*YOUR GOAL*. Look through the records and report how many lines include the word "SFNO", with no other words.

*DATASET ENTRIES*.
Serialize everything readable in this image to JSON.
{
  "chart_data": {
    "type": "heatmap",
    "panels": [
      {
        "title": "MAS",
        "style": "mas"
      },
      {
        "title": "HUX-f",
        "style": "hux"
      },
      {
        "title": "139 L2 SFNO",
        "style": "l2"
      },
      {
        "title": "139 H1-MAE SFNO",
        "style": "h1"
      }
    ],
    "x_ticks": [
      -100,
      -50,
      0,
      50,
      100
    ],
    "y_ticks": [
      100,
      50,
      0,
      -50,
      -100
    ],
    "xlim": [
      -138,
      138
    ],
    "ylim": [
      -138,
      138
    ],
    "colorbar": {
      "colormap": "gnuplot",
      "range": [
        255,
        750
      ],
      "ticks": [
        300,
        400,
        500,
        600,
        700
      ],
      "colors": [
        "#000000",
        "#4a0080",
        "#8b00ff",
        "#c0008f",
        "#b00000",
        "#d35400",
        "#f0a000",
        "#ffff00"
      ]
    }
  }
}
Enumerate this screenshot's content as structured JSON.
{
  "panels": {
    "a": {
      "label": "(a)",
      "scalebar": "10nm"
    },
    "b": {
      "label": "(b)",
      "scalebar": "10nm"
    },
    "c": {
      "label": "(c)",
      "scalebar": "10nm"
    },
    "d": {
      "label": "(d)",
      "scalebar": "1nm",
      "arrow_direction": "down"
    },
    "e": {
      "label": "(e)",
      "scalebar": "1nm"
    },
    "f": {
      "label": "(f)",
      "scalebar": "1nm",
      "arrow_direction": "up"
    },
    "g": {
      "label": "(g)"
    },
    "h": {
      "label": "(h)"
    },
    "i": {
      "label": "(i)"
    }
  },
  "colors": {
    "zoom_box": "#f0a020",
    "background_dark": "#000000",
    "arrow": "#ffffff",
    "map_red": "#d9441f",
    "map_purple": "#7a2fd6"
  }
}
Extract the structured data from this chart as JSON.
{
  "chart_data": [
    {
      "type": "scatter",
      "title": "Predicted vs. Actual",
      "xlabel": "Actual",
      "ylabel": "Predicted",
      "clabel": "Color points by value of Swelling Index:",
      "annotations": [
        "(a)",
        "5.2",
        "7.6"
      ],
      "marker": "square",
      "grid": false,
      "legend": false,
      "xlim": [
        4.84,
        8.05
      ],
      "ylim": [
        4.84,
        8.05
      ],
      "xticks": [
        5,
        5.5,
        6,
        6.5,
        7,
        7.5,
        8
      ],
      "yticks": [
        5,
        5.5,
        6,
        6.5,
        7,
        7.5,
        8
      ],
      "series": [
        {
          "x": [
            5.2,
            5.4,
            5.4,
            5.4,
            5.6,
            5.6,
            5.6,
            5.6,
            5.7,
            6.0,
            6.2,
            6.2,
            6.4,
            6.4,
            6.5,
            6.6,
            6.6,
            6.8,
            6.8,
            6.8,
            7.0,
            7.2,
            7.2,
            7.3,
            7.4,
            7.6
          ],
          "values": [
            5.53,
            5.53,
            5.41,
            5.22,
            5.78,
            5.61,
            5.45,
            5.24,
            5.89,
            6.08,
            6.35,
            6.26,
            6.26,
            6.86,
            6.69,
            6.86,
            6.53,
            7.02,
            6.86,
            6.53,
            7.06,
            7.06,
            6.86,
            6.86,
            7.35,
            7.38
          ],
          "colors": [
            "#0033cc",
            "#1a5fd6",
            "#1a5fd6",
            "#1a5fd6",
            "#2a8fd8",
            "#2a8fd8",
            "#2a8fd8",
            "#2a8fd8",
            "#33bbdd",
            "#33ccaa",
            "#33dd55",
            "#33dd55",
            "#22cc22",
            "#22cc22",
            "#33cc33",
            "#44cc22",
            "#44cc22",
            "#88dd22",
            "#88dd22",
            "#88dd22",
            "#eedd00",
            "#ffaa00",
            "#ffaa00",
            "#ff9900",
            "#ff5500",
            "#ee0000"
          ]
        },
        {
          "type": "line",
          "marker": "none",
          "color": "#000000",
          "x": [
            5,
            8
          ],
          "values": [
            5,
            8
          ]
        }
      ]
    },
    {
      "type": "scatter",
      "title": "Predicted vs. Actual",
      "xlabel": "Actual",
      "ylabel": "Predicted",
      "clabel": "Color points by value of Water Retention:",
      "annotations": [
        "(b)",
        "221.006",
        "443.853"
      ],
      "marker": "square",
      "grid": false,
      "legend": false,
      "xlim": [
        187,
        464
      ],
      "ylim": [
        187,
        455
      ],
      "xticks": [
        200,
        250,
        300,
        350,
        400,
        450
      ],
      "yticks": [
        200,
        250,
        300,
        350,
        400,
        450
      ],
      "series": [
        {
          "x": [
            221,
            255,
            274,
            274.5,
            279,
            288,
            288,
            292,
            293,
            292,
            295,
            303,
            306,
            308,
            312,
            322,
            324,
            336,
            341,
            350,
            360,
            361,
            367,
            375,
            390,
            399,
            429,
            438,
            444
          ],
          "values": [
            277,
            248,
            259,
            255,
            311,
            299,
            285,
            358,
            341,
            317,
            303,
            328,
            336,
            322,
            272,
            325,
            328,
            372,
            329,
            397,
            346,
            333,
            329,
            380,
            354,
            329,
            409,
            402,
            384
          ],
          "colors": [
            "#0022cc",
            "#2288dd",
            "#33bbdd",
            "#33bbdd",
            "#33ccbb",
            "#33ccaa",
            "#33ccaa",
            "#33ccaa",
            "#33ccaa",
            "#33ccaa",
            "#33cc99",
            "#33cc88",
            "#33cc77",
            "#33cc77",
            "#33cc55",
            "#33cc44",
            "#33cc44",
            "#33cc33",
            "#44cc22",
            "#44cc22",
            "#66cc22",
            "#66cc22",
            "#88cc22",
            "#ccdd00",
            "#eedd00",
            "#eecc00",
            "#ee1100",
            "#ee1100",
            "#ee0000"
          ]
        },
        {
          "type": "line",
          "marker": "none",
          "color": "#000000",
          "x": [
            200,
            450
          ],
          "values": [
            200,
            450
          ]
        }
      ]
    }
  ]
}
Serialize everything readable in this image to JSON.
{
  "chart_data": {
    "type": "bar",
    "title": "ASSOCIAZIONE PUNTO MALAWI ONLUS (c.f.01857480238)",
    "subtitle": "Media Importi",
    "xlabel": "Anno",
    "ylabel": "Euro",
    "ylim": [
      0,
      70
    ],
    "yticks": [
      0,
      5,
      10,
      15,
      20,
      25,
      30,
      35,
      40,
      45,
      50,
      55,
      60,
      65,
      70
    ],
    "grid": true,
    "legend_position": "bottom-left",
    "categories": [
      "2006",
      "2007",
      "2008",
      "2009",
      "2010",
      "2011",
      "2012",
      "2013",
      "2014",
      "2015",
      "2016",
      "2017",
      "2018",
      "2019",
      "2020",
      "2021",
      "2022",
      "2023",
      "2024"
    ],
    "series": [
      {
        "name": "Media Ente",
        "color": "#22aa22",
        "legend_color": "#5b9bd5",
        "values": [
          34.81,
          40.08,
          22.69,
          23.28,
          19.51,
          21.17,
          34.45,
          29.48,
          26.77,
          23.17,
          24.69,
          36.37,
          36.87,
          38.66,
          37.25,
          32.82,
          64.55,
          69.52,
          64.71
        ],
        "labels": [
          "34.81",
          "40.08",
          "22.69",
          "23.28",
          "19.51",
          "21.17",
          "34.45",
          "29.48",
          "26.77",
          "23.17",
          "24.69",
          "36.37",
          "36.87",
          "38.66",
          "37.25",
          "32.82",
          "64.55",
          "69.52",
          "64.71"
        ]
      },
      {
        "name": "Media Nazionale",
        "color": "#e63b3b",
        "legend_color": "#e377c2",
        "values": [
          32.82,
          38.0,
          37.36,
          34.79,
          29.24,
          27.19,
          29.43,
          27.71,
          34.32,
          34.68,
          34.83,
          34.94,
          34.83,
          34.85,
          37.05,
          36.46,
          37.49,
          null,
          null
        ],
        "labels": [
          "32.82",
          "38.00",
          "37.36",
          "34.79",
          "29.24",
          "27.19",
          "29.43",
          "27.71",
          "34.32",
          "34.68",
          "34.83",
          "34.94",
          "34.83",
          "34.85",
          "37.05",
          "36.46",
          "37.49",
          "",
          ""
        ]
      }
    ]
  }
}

*OUTPUT BELOW*. 2